Extracted records >>
▶

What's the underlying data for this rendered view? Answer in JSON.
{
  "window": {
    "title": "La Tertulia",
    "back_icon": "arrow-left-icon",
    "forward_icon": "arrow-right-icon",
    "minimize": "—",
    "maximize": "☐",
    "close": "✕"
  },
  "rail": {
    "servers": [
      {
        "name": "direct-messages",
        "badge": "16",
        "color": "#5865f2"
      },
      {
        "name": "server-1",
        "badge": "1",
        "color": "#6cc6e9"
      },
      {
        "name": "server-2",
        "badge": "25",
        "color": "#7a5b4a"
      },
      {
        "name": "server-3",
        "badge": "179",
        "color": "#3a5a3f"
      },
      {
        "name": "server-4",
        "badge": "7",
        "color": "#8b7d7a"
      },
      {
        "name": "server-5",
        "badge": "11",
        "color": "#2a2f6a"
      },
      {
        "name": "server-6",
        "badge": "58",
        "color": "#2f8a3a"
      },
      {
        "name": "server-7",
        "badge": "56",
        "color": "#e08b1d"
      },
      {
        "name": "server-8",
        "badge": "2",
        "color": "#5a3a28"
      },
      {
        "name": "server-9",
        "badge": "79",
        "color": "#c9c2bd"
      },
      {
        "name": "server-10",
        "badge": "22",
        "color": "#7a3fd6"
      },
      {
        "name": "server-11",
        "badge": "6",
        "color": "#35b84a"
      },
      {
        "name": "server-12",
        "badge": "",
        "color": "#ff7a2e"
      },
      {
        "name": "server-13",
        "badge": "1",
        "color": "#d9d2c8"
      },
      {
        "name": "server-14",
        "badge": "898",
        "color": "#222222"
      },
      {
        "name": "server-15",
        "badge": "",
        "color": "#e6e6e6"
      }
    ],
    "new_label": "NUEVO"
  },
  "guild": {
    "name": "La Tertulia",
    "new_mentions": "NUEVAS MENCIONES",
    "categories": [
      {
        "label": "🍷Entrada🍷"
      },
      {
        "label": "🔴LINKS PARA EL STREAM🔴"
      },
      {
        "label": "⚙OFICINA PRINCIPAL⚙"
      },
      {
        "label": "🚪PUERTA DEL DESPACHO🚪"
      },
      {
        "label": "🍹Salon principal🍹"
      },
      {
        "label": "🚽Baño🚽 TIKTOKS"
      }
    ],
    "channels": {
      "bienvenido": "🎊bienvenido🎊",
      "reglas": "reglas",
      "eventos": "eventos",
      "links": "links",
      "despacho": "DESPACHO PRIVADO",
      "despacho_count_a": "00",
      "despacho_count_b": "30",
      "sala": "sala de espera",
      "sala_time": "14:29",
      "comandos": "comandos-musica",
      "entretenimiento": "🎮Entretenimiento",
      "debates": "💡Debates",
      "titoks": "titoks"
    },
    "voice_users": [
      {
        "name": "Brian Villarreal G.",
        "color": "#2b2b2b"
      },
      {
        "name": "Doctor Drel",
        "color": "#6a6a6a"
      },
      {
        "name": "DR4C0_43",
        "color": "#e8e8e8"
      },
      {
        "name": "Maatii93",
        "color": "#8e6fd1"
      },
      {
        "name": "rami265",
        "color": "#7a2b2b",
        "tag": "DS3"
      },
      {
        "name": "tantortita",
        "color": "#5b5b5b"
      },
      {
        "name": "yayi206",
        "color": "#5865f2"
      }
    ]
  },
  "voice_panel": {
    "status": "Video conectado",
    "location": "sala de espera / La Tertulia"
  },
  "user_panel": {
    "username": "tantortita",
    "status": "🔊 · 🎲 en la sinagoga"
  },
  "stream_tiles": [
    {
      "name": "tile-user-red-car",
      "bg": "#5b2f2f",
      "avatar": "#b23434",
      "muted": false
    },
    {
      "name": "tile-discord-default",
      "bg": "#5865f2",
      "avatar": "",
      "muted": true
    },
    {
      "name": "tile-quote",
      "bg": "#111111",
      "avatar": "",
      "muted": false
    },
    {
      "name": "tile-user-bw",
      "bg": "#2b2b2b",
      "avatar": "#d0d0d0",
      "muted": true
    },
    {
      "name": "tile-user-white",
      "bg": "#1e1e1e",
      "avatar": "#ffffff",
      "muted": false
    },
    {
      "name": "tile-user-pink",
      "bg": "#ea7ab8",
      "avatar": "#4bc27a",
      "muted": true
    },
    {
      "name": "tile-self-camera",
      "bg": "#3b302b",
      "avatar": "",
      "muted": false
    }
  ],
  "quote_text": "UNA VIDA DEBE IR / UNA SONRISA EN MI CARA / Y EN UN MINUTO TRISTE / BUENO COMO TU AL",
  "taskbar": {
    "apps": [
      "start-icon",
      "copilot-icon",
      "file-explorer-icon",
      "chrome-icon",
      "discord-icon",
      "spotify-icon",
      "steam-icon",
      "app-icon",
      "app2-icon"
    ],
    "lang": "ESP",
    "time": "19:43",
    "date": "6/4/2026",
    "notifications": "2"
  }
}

◀

What needs to be done >> Write out every line of the records exactly.

Worked answer >>
What's the underlying data for this rendered view? Answer in JSON.
{
  "window": {
    "title": "La Tertulia",
    "back_icon": "arrow-left-icon",
    "forward_icon": "arrow-right-icon",
    "minimize": "—",
    "maximize": "☐",
    "close": "✕"
  },
  "rail": {
    "servers": [
      {
        "name": "direct-messages",
        "badge": "16",
        "color": "#5865f2"
      },
      {
        "name": "server-1",
        "badge": "1",
        "color": "#6cc6e9"
      },
      {
        "name": "server-2",
        "badge": "25",
        "color": "#7a5b4a"
      },
      {
        "name": "server-3",
        "badge": "179",
        "color": "#3a5a3f"
      },
      {
        "name": "server-4",
        "badge": "7",
        "color": "#8b7d7a"
      },
      {
        "name": "server-5",
        "badge": "11",
        "color": "#2a2f6a"
      },
      {
        "name": "server-6",
        "badge": "58",
        "color": "#2f8a3a"
      },
      {
        "name": "server-7",
        "badge": "56",
        "color": "#e08b1d"
      },
      {
        "name": "server-8",
        "badge": "2",
        "color": "#5a3a28"
      },
      {
        "name": "server-9",
        "badge": "79",
        "color": "#c9c2bd"
      },
      {
        "name": "server-10",
        "badge": "22",
        "color": "#7a3fd6"
      },
      {
        "name": "server-11",
        "badge": "6",
        "color": "#35b84a"
      },
      {
        "name": "server-12",
        "badge": "",
        "color": "#ff7a2e"
      },
      {
        "name": "server-13",
        "badge": "1",
        "color": "#d9d2c8"
      },
      {
        "name": "server-14",
        "badge": "898",
        "color": "#222222"
      },
      {
        "name": "server-15",
        "badge": "",
        "color": "#e6e6e6"
      }
    ],
    "new_label": "NUEVO"
  },
  "guild": {
    "name": "La Tertulia",
    "new_mentions": "NUEVAS MENCIONES",
    "categories": [
      {
        "label": "🍷Entrada🍷"
      },
      {
        "label": "🔴LINKS PARA EL STREAM🔴"
      },
      {
        "label": "⚙OFICINA PRINCIPAL⚙"
      },
      {
        "label": "🚪PUERTA DEL DESPACHO🚪"
      },
      {
        "label": "🍹Salon principal🍹"
      },
      {
        "label": "🚽Baño🚽 TIKTOKS"
      }
    ],
    "channels": {
      "bienvenido": "🎊bienvenido🎊",
      "reglas": "reglas",
      "eventos": "eventos",
      "links": "links",
      "despacho": "DESPACHO PRIVADO",
      "despacho_count_a": "00",
      "despacho_count_b": "30",
      "sala": "sala de espera",
      "sala_time": "14:29",
      "comandos": "comandos-musica",
      "entretenimiento": "🎮Entretenimiento",
      "debates": "💡Debates",
      "titoks": "titoks"
    },
    "voice_users": [
      {
        "name": "Brian Villarreal G.",
        "color": "#2b2b2b"
      },
      {
        "name": "Doctor Drel",
        "color": "#6a6a6a"
      },
      {
        "name": "DR4C0_43",
        "color": "#e8e8e8"
      },
      {
        "name": "Maatii93",
        "color": "#8e6fd1"
      },
      {
        "name": "rami265",
        "color": "#7a2b2b",
        "tag": "DS3"
      },
      {
        "name": "tantortita",
        "color": "#5b5b5b"
      },
      {
        "name": "yayi206",
        "color": "#5865f2"
      }
    ]
  },
  "voice_panel": {
    "status": "Video conectado",
    "location": "sala de espera / La Tertulia"
  },
  "user_panel": {
    "username": "tantortita",
    "status": "🔊 · 🎲 en la sinagoga"
  },
  "stream_tiles": [
    {
      "name": "tile-user-red-car",
      "bg": "#5b2f2f",
      "avatar": "#b23434",
      "muted": false
    },
    {
      "name": "tile-discord-default",
      "bg": "#5865f2",
      "avatar": "",
      "muted": true
    },
    {
      "name": "tile-quote",
      "bg": "#111111",
      "avatar": "",
      "muted": false
    },
    {
      "name": "tile-user-bw",
      "bg": "#2b2b2b",
      "avatar": "#d0d0d0",
      "muted": true
    },
    {
      "name": "tile-user-white",
      "bg": "#1e1e1e",
      "avatar": "#ffffff",
      "muted": false
    },
    {
      "name": "tile-user-pink",
      "bg": "#ea7ab8",
      "avatar": "#4bc27a",
      "muted": true
    },
    {
      "name": "tile-self-camera",
      "bg": "#3b302b",
      "avatar": "",
      "muted": false
    }
  ],
  "quote_text": "UNA VIDA DEBE IR / UNA SONRISA EN MI CARA / Y EN UN MINUTO TRISTE / BUENO COMO TU AL",
  "taskbar": {
    "apps": [
      "start-icon",
      "copilot-icon",
      "file-explorer-icon",
      "chrome-icon",
      "discord-icon",
      "spotify-icon",
      "steam-icon",
      "app-icon",
      "app2-icon"
    ],
    "lang": "ESP",
    "time": "19:43",
    "date": "6/4/2026",
    "notifications": "2"
  }
}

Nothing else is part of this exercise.